• **AIM**:
Retype the whole listing below, character for character.

+++ RAW DATA

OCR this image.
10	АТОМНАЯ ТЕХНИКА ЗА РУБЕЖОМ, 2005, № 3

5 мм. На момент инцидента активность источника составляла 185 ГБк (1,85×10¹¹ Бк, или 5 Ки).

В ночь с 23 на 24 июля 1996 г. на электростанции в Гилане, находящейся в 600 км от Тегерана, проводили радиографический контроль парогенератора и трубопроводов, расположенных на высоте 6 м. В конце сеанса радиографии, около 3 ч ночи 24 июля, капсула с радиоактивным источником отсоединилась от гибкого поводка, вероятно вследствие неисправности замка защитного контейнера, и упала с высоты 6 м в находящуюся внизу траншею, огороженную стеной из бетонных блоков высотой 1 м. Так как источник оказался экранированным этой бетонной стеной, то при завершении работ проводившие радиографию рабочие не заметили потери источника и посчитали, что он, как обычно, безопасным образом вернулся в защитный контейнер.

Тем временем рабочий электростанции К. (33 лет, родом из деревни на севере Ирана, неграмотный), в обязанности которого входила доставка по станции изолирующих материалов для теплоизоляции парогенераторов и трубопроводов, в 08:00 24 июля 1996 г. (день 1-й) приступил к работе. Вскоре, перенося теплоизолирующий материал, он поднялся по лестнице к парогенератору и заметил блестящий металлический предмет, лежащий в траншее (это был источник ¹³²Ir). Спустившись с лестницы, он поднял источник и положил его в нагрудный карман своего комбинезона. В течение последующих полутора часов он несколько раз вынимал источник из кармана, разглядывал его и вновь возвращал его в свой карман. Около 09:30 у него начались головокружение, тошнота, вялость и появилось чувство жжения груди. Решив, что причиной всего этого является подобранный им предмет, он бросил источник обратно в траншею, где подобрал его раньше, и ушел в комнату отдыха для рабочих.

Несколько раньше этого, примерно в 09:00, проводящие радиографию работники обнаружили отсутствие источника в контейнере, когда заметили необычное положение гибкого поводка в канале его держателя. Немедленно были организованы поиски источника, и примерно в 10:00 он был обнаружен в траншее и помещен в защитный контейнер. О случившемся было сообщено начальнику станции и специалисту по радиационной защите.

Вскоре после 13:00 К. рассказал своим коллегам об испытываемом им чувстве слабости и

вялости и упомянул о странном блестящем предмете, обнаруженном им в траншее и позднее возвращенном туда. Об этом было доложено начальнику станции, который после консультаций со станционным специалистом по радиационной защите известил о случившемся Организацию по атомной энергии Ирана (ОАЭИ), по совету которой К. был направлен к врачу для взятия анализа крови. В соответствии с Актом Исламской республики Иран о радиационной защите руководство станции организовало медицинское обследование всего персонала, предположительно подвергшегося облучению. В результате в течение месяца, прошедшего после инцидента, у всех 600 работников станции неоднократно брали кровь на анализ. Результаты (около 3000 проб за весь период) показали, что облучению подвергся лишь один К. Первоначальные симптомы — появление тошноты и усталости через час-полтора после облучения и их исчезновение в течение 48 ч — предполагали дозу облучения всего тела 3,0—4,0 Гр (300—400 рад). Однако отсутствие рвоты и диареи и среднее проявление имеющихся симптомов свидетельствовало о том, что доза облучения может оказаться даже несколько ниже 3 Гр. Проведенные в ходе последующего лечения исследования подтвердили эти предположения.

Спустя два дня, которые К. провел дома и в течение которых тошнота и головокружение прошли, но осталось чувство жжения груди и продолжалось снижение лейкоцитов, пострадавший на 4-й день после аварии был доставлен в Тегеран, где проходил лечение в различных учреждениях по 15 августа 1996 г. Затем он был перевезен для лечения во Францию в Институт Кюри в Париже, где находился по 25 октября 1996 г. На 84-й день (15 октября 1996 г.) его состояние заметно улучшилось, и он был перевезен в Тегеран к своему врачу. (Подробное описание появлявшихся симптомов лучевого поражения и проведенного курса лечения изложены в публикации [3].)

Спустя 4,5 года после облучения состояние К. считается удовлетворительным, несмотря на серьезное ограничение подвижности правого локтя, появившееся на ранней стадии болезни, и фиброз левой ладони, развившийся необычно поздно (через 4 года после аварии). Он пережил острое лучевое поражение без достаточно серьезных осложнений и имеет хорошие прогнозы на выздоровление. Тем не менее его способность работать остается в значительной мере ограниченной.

++++++

• **RESULT OF THIS EXERCISE**:
OCR this image.
10	АТОМНАЯ ТЕХНИКА ЗА РУБЕЖОМ, 2005, № 3

5 мм. На момент инцидента активность источника составляла 185 ГБк (1,85×10¹¹ Бк, или 5 Ки).

В ночь с 23 на 24 июля 1996 г. на электростанции в Гилане, находящейся в 600 км от Тегерана, проводили радиографический контроль парогенератора и трубопроводов, расположенных на высоте 6 м. В конце сеанса радиографии, около 3 ч ночи 24 июля, капсула с радиоактивным источником отсоединилась от гибкого поводка, вероятно вследствие неисправности замка защитного контейнера, и упала с высоты 6 м в находящуюся внизу траншею, огороженную стеной из бетонных блоков высотой 1 м. Так как источник оказался экранированным этой бетонной стеной, то при завершении работ проводившие радиографию рабочие не заметили потери источника и посчитали, что он, как обычно, безопасным образом вернулся в защитный контейнер.

Тем временем рабочий электростанции К. (33 лет, родом из деревни на севере Ирана, неграмотный), в обязанности которого входила доставка по станции изолирующих материалов для теплоизоляции парогенераторов и трубопроводов, в 08:00 24 июля 1996 г. (день 1-й) приступил к работе. Вскоре, перенося теплоизолирующий материал, он поднялся по лестнице к парогенератору и заметил блестящий металлический предмет, лежащий в траншее (это был источник ¹³²Ir). Спустившись с лестницы, он поднял источник и положил его в нагрудный карман своего комбинезона. В течение последующих полутора часов он несколько раз вынимал источник из кармана, разглядывал его и вновь возвращал его в свой карман. Около 09:30 у него начались головокружение, тошнота, вялость и появилось чувство жжения груди. Решив, что причиной всего этого является подобранный им предмет, он бросил источник обратно в траншею, где подобрал его раньше, и ушел в комнату отдыха для рабочих.

Несколько раньше этого, примерно в 09:00, проводящие радиографию работники обнаружили отсутствие источника в контейнере, когда заметили необычное положение гибкого поводка в канале его держателя. Немедленно были организованы поиски источника, и примерно в 10:00 он был обнаружен в траншее и помещен в защитный контейнер. О случившемся было сообщено начальнику станции и специалисту по радиационной защите.

Вскоре после 13:00 К. рассказал своим коллегам об испытываемом им чувстве слабости и

вялости и упомянул о странном блестящем предмете, обнаруженном им в траншее и позднее возвращенном туда. Об этом было доложено начальнику станции, который после консультаций со станционным специалистом по радиационной защите известил о случившемся Организацию по атомной энергии Ирана (ОАЭИ), по совету которой К. был направлен к врачу для взятия анализа крови. В соответствии с Актом Исламской республики Иран о радиационной защите руководство станции организовало медицинское обследование всего персонала, предположительно подвергшегося облучению. В результате в течение месяца, прошедшего после инцидента, у всех 600 работников станции неоднократно брали кровь на анализ. Результаты (около 3000 проб за весь период) показали, что облучению подвергся лишь один К. Первоначальные симптомы — появление тошноты и усталости через час-полтора после облучения и их исчезновение в течение 48 ч — предполагали дозу облучения всего тела 3,0—4,0 Гр (300—400 рад). Однако отсутствие рвоты и диареи и среднее проявление имеющихся симптомов свидетельствовало о том, что доза облучения может оказаться даже несколько ниже 3 Гр. Проведенные в ходе последующего лечения исследования подтвердили эти предположения.

Спустя два дня, которые К. провел дома и в течение которых тошнота и головокружение прошли, но осталось чувство жжения груди и продолжалось снижение лейкоцитов, пострадавший на 4-й день после аварии был доставлен в Тегеран, где проходил лечение в различных учреждениях по 15 августа 1996 г. Затем он был перевезен для лечения во Францию в Институт Кюри в Париже, где находился по 25 октября 1996 г. На 84-й день (15 октября 1996 г.) его состояние заметно улучшилось, и он был перевезен в Тегеран к своему врачу. (Подробное описание появлявшихся симптомов лучевого поражения и проведенного курса лечения изложены в публикации [3].)

Спустя 4,5 года после облучения состояние К. считается удовлетворительным, несмотря на серьезное ограничение подвижности правого локтя, появившееся на ранней стадии болезни, и фиброз левой ладони, развившийся необычно поздно (через 4 года после аварии). Он пережил острое лучевое поражение без достаточно серьезных осложнений и имеет хорошие прогнозы на выздоровление. Тем не менее его способность работать остается в значительной мере ограниченной.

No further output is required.